Goal: Reproduce all of the data that follows, character for character.

○ ○ ○ ○ ○

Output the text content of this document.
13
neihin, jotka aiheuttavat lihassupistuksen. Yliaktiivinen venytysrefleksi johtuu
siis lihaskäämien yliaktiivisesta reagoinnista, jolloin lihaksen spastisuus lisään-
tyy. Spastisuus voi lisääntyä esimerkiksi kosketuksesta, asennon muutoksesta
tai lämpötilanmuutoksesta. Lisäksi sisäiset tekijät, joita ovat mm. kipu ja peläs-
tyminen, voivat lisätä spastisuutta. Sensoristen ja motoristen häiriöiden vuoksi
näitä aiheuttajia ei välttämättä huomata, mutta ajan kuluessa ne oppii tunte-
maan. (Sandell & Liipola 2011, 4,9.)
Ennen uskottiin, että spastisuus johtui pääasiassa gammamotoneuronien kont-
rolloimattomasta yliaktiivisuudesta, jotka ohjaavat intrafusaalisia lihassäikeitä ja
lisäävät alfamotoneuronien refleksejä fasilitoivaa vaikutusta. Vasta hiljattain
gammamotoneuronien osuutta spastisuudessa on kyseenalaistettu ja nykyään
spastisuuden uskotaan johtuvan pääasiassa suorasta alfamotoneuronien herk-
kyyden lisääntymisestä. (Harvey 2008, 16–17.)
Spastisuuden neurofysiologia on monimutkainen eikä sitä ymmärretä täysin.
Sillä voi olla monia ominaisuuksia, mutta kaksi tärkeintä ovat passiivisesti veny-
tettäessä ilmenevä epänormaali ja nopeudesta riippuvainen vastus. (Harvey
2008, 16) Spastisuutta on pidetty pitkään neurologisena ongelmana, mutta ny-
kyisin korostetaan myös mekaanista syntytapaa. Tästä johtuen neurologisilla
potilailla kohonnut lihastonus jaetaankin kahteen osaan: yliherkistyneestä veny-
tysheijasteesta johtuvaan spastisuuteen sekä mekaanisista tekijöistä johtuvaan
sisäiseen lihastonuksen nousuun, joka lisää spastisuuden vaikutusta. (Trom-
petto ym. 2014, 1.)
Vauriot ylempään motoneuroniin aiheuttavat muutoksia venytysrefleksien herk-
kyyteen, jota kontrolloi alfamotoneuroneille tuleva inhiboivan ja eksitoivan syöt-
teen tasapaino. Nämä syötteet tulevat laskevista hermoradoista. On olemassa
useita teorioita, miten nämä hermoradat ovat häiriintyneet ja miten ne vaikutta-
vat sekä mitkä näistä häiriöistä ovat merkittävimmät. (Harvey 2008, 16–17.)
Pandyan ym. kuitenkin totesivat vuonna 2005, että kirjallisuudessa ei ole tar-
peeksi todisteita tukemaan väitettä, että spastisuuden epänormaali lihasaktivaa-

○ ○ ○ ○ ○

Answer for the task:
Output the text content of this document.
13
neihin, jotka aiheuttavat lihassupistuksen. Yliaktiivinen venytysrefleksi johtuu
siis lihaskäämien yliaktiivisesta reagoinnista, jolloin lihaksen spastisuus lisään-
tyy. Spastisuus voi lisääntyä esimerkiksi kosketuksesta, asennon muutoksesta
tai lämpötilanmuutoksesta. Lisäksi sisäiset tekijät, joita ovat mm. kipu ja peläs-
tyminen, voivat lisätä spastisuutta. Sensoristen ja motoristen häiriöiden vuoksi
näitä aiheuttajia ei välttämättä huomata, mutta ajan kuluessa ne oppii tunte-
maan. (Sandell & Liipola 2011, 4,9.)
Ennen uskottiin, että spastisuus johtui pääasiassa gammamotoneuronien kont-
rolloimattomasta yliaktiivisuudesta, jotka ohjaavat intrafusaalisia lihassäikeitä ja
lisäävät alfamotoneuronien refleksejä fasilitoivaa vaikutusta. Vasta hiljattain
gammamotoneuronien osuutta spastisuudessa on kyseenalaistettu ja nykyään
spastisuuden uskotaan johtuvan pääasiassa suorasta alfamotoneuronien herk-
kyyden lisääntymisestä. (Harvey 2008, 16–17.)
Spastisuuden neurofysiologia on monimutkainen eikä sitä ymmärretä täysin.
Sillä voi olla monia ominaisuuksia, mutta kaksi tärkeintä ovat passiivisesti veny-
tettäessä ilmenevä epänormaali ja nopeudesta riippuvainen vastus. (Harvey
2008, 16) Spastisuutta on pidetty pitkään neurologisena ongelmana, mutta ny-
kyisin korostetaan myös mekaanista syntytapaa. Tästä johtuen neurologisilla
potilailla kohonnut lihastonus jaetaankin kahteen osaan: yliherkistyneestä veny-
tysheijasteesta johtuvaan spastisuuteen sekä mekaanisista tekijöistä johtuvaan
sisäiseen lihastonuksen nousuun, joka lisää spastisuuden vaikutusta. (Trom-
petto ym. 2014, 1.)
Vauriot ylempään motoneuroniin aiheuttavat muutoksia venytysrefleksien herk-
kyyteen, jota kontrolloi alfamotoneuroneille tuleva inhiboivan ja eksitoivan syöt-
teen tasapaino. Nämä syötteet tulevat laskevista hermoradoista. On olemassa
useita teorioita, miten nämä hermoradat ovat häiriintyneet ja miten ne vaikutta-
vat sekä mitkä näistä häiriöistä ovat merkittävimmät. (Harvey 2008, 16–17.)
Pandyan ym. kuitenkin totesivat vuonna 2005, että kirjallisuudessa ei ole tar-
peeksi todisteita tukemaan väitettä, että spastisuuden epänormaali lihasaktivaa-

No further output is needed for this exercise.